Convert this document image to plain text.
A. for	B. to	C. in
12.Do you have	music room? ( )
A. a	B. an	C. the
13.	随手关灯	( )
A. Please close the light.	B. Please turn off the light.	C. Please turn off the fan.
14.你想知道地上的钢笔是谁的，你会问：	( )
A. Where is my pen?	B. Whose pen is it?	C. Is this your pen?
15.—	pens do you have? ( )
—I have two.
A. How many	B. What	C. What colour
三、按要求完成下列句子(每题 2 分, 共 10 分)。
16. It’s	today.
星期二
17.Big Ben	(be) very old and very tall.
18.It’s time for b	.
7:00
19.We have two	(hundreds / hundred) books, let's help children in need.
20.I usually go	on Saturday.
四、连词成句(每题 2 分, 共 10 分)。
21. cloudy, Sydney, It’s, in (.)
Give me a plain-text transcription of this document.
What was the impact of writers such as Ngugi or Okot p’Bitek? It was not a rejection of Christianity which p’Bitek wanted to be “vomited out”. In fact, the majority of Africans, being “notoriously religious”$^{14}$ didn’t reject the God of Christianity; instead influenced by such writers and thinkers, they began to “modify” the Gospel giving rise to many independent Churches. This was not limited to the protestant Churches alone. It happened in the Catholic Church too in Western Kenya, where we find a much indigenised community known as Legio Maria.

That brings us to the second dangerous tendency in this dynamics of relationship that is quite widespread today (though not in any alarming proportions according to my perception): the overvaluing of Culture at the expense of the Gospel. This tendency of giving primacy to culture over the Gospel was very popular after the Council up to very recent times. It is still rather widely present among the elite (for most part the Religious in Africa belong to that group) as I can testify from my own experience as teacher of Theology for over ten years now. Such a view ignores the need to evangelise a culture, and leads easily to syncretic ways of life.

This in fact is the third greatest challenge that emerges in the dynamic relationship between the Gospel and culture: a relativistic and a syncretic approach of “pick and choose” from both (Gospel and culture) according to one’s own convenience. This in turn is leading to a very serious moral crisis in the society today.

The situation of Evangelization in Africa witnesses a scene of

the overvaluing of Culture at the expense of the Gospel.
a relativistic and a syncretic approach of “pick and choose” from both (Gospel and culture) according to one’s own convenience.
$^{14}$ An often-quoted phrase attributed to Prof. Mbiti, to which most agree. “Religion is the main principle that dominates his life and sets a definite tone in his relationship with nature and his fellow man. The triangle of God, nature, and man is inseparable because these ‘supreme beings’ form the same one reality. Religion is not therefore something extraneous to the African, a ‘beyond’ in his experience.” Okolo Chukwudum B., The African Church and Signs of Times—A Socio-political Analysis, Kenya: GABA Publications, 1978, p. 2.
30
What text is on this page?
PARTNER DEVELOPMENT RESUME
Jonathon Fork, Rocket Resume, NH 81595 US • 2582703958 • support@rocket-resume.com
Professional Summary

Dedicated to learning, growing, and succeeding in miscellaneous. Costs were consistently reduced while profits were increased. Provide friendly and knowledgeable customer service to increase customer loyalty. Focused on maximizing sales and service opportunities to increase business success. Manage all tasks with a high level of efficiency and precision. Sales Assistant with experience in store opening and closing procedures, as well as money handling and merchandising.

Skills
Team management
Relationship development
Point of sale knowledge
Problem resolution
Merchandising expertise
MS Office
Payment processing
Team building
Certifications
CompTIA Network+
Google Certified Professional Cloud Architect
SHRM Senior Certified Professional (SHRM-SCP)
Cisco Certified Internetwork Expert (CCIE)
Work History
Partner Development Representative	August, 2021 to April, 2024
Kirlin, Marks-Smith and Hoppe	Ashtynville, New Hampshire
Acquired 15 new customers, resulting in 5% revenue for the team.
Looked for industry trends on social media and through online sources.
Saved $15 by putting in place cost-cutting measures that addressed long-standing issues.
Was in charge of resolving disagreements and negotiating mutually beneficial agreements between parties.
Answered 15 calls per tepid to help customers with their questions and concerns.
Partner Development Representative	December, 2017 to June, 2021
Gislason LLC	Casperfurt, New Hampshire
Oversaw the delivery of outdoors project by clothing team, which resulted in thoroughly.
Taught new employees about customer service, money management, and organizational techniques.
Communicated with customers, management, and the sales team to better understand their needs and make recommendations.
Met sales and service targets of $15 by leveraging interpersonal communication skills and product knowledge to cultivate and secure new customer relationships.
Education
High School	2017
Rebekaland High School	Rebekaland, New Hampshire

**INSTRUCTIONS FOR THE TASK**
From the records above, extract every line exactly as it stands.

**COMPLETED EXERCISE**
Convert this document image to plain text.
A. for	B. to	C. in
12.Do you have	music room? ( )
A. a	B. an	C. the
13.	随手关灯	( )
A. Please close the light.	B. Please turn off the light.	C. Please turn off the fan.
14.你想知道地上的钢笔是谁的，你会问：	( )
A. Where is my pen?	B. Whose pen is it?	C. Is this your pen?
15.—	pens do you have? ( )
—I have two.
A. How many	B. What	C. What colour
三、按要求完成下列句子(每题 2 分, 共 10 分)。
16. It’s	today.
星期二
17.Big Ben	(be) very old and very tall.
18.It’s time for b	.
7:00
19.We have two	(hundreds / hundred) books, let's help children in need.
20.I usually go	on Saturday.
四、连词成句(每题 2 分, 共 10 分)。
21. cloudy, Sydney, It’s, in (.)
Give me a plain-text transcription of this document.
What was the impact of writers such as Ngugi or Okot p’Bitek? It was not a rejection of Christianity which p’Bitek wanted to be “vomited out”. In fact, the majority of Africans, being “notoriously religious”$^{14}$ didn’t reject the God of Christianity; instead influenced by such writers and thinkers, they began to “modify” the Gospel giving rise to many independent Churches. This was not limited to the protestant Churches alone. It happened in the Catholic Church too in Western Kenya, where we find a much indigenised community known as Legio Maria.

That brings us to the second dangerous tendency in this dynamics of relationship that is quite widespread today (though not in any alarming proportions according to my perception): the overvaluing of Culture at the expense of the Gospel. This tendency of giving primacy to culture over the Gospel was very popular after the Council up to very recent times. It is still rather widely present among the elite (for most part the Religious in Africa belong to that group) as I can testify from my own experience as teacher of Theology for over ten years now. Such a view ignores the need to evangelise a culture, and leads easily to syncretic ways of life.

This in fact is the third greatest challenge that emerges in the dynamic relationship between the Gospel and culture: a relativistic and a syncretic approach of “pick and choose” from both (Gospel and culture) according to one’s own convenience. This in turn is leading to a very serious moral crisis in the society today.

The situation of Evangelization in Africa witnesses a scene of

the overvaluing of Culture at the expense of the Gospel.
a relativistic and a syncretic approach of “pick and choose” from both (Gospel and culture) according to one’s own convenience.
$^{14}$ An often-quoted phrase attributed to Prof. Mbiti, to which most agree. “Religion is the main principle that dominates his life and sets a definite tone in his relationship with nature and his fellow man. The triangle of God, nature, and man is inseparable because these ‘supreme beings’ form the same one reality. Religion is not therefore something extraneous to the African, a ‘beyond’ in his experience.” Okolo Chukwudum B., The African Church and Signs of Times—A Socio-political Analysis, Kenya: GABA Publications, 1978, p. 2.
30
What text is on this page?
PARTNER DEVELOPMENT RESUME
Jonathon Fork, Rocket Resume, NH 81595 US • 2582703958 • support@rocket-resume.com
Professional Summary

Dedicated to learning, growing, and succeeding in miscellaneous. Costs were consistently reduced while profits were increased. Provide friendly and knowledgeable customer service to increase customer loyalty. Focused on maximizing sales and service opportunities to increase business success. Manage all tasks with a high level of efficiency and precision. Sales Assistant with experience in store opening and closing procedures, as well as money handling and merchandising.

Skills
Team management
Relationship development
Point of sale knowledge
Problem resolution
Merchandising expertise
MS Office
Payment processing
Team building
Certifications
CompTIA Network+
Google Certified Professional Cloud Architect
SHRM Senior Certified Professional (SHRM-SCP)
Cisco Certified Internetwork Expert (CCIE)
Work History
Partner Development Representative	August, 2021 to April, 2024
Kirlin, Marks-Smith and Hoppe	Ashtynville, New Hampshire
Acquired 15 new customers, resulting in 5% revenue for the team.
Looked for industry trends on social media and through online sources.
Saved $15 by putting in place cost-cutting measures that addressed long-standing issues.
Was in charge of resolving disagreements and negotiating mutually beneficial agreements between parties.
Answered 15 calls per tepid to help customers with their questions and concerns.
Partner Development Representative	December, 2017 to June, 2021
Gislason LLC	Casperfurt, New Hampshire
Oversaw the delivery of outdoors project by clothing team, which resulted in thoroughly.
Taught new employees about customer service, money management, and organizational techniques.
Communicated with customers, management, and the sales team to better understand their needs and make recommendations.
Met sales and service targets of $15 by leveraging interpersonal communication skills and product knowledge to cultivate and secure new customer relationships.
Education
High School	2017
Rebekaland High School	Rebekaland, New Hampshire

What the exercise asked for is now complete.